▶ RECORDS FOR PROCESSING:
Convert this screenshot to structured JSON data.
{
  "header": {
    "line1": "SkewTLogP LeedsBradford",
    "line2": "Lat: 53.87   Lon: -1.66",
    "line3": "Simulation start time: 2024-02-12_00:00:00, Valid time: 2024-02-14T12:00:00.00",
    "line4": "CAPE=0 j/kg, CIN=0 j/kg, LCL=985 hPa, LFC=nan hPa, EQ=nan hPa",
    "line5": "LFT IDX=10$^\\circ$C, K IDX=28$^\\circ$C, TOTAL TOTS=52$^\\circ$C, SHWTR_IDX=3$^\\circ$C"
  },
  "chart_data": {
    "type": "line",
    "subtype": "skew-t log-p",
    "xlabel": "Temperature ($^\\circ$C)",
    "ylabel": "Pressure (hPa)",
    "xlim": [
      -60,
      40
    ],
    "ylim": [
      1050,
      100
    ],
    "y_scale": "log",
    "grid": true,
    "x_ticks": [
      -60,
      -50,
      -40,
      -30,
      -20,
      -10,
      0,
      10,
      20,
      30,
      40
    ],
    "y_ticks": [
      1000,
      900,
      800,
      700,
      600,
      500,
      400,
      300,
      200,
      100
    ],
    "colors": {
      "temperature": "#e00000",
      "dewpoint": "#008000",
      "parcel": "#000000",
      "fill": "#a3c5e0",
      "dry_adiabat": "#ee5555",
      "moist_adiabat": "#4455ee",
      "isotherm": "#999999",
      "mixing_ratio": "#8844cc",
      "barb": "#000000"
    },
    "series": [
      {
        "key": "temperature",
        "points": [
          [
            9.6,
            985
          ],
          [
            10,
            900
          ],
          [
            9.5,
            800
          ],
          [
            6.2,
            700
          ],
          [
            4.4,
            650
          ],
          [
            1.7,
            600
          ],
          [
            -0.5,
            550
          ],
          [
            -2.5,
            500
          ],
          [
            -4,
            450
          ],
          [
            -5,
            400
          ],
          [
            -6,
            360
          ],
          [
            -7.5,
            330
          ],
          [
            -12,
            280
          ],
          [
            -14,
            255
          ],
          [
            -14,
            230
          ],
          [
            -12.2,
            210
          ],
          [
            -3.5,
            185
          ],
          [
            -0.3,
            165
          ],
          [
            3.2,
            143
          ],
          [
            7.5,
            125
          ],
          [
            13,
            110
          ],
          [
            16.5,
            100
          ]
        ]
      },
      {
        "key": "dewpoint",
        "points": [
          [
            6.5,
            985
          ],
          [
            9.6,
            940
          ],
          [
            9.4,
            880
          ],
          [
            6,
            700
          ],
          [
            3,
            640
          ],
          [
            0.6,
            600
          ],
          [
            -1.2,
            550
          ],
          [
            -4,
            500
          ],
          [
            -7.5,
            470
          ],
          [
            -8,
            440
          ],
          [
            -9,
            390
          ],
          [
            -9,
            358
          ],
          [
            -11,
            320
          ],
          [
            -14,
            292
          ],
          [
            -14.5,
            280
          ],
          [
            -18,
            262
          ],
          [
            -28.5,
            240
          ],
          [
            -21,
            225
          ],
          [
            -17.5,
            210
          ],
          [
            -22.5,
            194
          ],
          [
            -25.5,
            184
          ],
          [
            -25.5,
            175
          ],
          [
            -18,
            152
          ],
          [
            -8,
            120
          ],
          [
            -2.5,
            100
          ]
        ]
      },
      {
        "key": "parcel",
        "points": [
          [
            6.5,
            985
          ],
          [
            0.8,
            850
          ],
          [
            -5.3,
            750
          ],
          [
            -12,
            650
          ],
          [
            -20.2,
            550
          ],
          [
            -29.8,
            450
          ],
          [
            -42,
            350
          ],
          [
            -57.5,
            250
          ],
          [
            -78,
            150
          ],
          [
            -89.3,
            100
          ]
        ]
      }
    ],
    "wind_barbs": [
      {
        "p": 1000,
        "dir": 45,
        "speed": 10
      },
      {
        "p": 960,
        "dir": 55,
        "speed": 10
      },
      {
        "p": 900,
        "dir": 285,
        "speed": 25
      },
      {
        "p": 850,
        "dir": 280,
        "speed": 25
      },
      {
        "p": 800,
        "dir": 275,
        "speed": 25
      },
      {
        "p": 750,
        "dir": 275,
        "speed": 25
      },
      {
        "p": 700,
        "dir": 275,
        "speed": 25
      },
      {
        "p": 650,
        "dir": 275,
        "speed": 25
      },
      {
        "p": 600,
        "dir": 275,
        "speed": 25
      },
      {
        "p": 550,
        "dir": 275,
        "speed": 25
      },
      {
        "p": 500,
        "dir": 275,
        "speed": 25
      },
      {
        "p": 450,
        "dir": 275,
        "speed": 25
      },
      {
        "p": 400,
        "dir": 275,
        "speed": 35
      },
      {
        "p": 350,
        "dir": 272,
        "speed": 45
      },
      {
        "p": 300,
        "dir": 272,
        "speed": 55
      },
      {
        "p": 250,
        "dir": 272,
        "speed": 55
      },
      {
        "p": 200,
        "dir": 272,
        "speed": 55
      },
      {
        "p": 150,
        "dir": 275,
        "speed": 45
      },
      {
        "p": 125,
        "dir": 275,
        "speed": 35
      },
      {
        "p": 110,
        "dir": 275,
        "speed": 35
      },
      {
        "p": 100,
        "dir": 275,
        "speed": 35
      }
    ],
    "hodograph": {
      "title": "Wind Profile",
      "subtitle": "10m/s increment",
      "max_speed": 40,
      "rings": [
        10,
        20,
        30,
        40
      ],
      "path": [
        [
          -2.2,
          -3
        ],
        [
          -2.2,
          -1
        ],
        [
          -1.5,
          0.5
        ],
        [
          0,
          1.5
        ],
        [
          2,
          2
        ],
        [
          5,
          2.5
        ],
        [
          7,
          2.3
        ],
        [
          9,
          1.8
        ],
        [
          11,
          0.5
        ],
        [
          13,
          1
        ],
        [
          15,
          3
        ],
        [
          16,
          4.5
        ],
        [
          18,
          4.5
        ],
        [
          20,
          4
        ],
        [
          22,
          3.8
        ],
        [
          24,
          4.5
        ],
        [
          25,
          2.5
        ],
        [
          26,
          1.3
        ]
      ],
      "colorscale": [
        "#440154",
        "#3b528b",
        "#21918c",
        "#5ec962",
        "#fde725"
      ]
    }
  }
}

▶ INSTRUCTIONS TO FOLLOW: Print every entry exactly as written.

▶ RESULT OF THE EXERCISE:
Convert this screenshot to structured JSON data.
{
  "header": {
    "line1": "SkewTLogP LeedsBradford",
    "line2": "Lat: 53.87   Lon: -1.66",
    "line3": "Simulation start time: 2024-02-12_00:00:00, Valid time: 2024-02-14T12:00:00.00",
    "line4": "CAPE=0 j/kg, CIN=0 j/kg, LCL=985 hPa, LFC=nan hPa, EQ=nan hPa",
    "line5": "LFT IDX=10$^\\circ$C, K IDX=28$^\\circ$C, TOTAL TOTS=52$^\\circ$C, SHWTR_IDX=3$^\\circ$C"
  },
  "chart_data": {
    "type": "line",
    "subtype": "skew-t log-p",
    "xlabel": "Temperature ($^\\circ$C)",
    "ylabel": "Pressure (hPa)",
    "xlim": [
      -60,
      40
    ],
    "ylim": [
      1050,
      100
    ],
    "y_scale": "log",
    "grid": true,
    "x_ticks": [
      -60,
      -50,
      -40,
      -30,
      -20,
      -10,
      0,
      10,
      20,
      30,
      40
    ],
    "y_ticks": [
      1000,
      900,
      800,
      700,
      600,
      500,
      400,
      300,
      200,
      100
    ],
    "colors": {
      "temperature": "#e00000",
      "dewpoint": "#008000",
      "parcel": "#000000",
      "fill": "#a3c5e0",
      "dry_adiabat": "#ee5555",
      "moist_adiabat": "#4455ee",
      "isotherm": "#999999",
      "mixing_ratio": "#8844cc",
      "barb": "#000000"
    },
    "series": [
      {
        "key": "temperature",
        "points": [
          [
            9.6,
            985
          ],
          [
            10,
            900
          ],
          [
            9.5,
            800
          ],
          [
            6.2,
            700
          ],
          [
            4.4,
            650
          ],
          [
            1.7,
            600
          ],
          [
            -0.5,
            550
          ],
          [
            -2.5,
            500
          ],
          [
            -4,
            450
          ],
          [
            -5,
            400
          ],
          [
            -6,
            360
          ],
          [
            -7.5,
            330
          ],
          [
            -12,
            280
          ],
          [
            -14,
            255
          ],
          [
            -14,
            230
          ],
          [
            -12.2,
            210
          ],
          [
            -3.5,
            185
          ],
          [
            -0.3,
            165
          ],
          [
            3.2,
            143
          ],
          [
            7.5,
            125
          ],
          [
            13,
            110
          ],
          [
            16.5,
            100
          ]
        ]
      },
      {
        "key": "dewpoint",
        "points": [
          [
            6.5,
            985
          ],
          [
            9.6,
            940
          ],
          [
            9.4,
            880
          ],
          [
            6,
            700
          ],
          [
            3,
            640
          ],
          [
            0.6,
            600
          ],
          [
            -1.2,
            550
          ],
          [
            -4,
            500
          ],
          [
            -7.5,
            470
          ],
          [
            -8,
            440
          ],
          [
            -9,
            390
          ],
          [
            -9,
            358
          ],
          [
            -11,
            320
          ],
          [
            -14,
            292
          ],
          [
            -14.5,
            280
          ],
          [
            -18,
            262
          ],
          [
            -28.5,
            240
          ],
          [
            -21,
            225
          ],
          [
            -17.5,
            210
          ],
          [
            -22.5,
            194
          ],
          [
            -25.5,
            184
          ],
          [
            -25.5,
            175
          ],
          [
            -18,
            152
          ],
          [
            -8,
            120
          ],
          [
            -2.5,
            100
          ]
        ]
      },
      {
        "key": "parcel",
        "points": [
          [
            6.5,
            985
          ],
          [
            0.8,
            850
          ],
          [
            -5.3,
            750
          ],
          [
            -12,
            650
          ],
          [
            -20.2,
            550
          ],
          [
            -29.8,
            450
          ],
          [
            -42,
            350
          ],
          [
            -57.5,
            250
          ],
          [
            -78,
            150
          ],
          [
            -89.3,
            100
          ]
        ]
      }
    ],
    "wind_barbs": [
      {
        "p": 1000,
        "dir": 45,
        "speed": 10
      },
      {
        "p": 960,
        "dir": 55,
        "speed": 10
      },
      {
        "p": 900,
        "dir": 285,
        "speed": 25
      },
      {
        "p": 850,
        "dir": 280,
        "speed": 25
      },
      {
        "p": 800,
        "dir": 275,
        "speed": 25
      },
      {
        "p": 750,
        "dir": 275,
        "speed": 25
      },
      {
        "p": 700,
        "dir": 275,
        "speed": 25
      },
      {
        "p": 650,
        "dir": 275,
        "speed": 25
      },
      {
        "p": 600,
        "dir": 275,
        "speed": 25
      },
      {
        "p": 550,
        "dir": 275,
        "speed": 25
      },
      {
        "p": 500,
        "dir": 275,
        "speed": 25
      },
      {
        "p": 450,
        "dir": 275,
        "speed": 25
      },
      {
        "p": 400,
        "dir": 275,
        "speed": 35
      },
      {
        "p": 350,
        "dir": 272,
        "speed": 45
      },
      {
        "p": 300,
        "dir": 272,
        "speed": 55
      },
      {
        "p": 250,
        "dir": 272,
        "speed": 55
      },
      {
        "p": 200,
        "dir": 272,
        "speed": 55
      },
      {
        "p": 150,
        "dir": 275,
        "speed": 45
      },
      {
        "p": 125,
        "dir": 275,
        "speed": 35
      },
      {
        "p": 110,
        "dir": 275,
        "speed": 35
      },
      {
        "p": 100,
        "dir": 275,
        "speed": 35
      }
    ],
    "hodograph": {
      "title": "Wind Profile",
      "subtitle": "10m/s increment",
      "max_speed": 40,
      "rings": [
        10,
        20,
        30,
        40
      ],
      "path": [
        [
          -2.2,
          -3
        ],
        [
          -2.2,
          -1
        ],
        [
          -1.5,
          0.5
        ],
        [
          0,
          1.5
        ],
        [
          2,
          2
        ],
        [
          5,
          2.5
        ],
        [
          7,
          2.3
        ],
        [
          9,
          1.8
        ],
        [
          11,
          0.5
        ],
        [
          13,
          1
        ],
        [
          15,
          3
        ],
        [
          16,
          4.5
        ],
        [
          18,
          4.5
        ],
        [
          20,
          4
        ],
        [
          22,
          3.8
        ],
        [
          24,
          4.5
        ],
        [
          25,
          2.5
        ],
        [
          26,
          1.3
        ]
      ],
      "colorscale": [
        "#440154",
        "#3b528b",
        "#21918c",
        "#5ec962",
        "#fde725"
      ]
    }
  }
}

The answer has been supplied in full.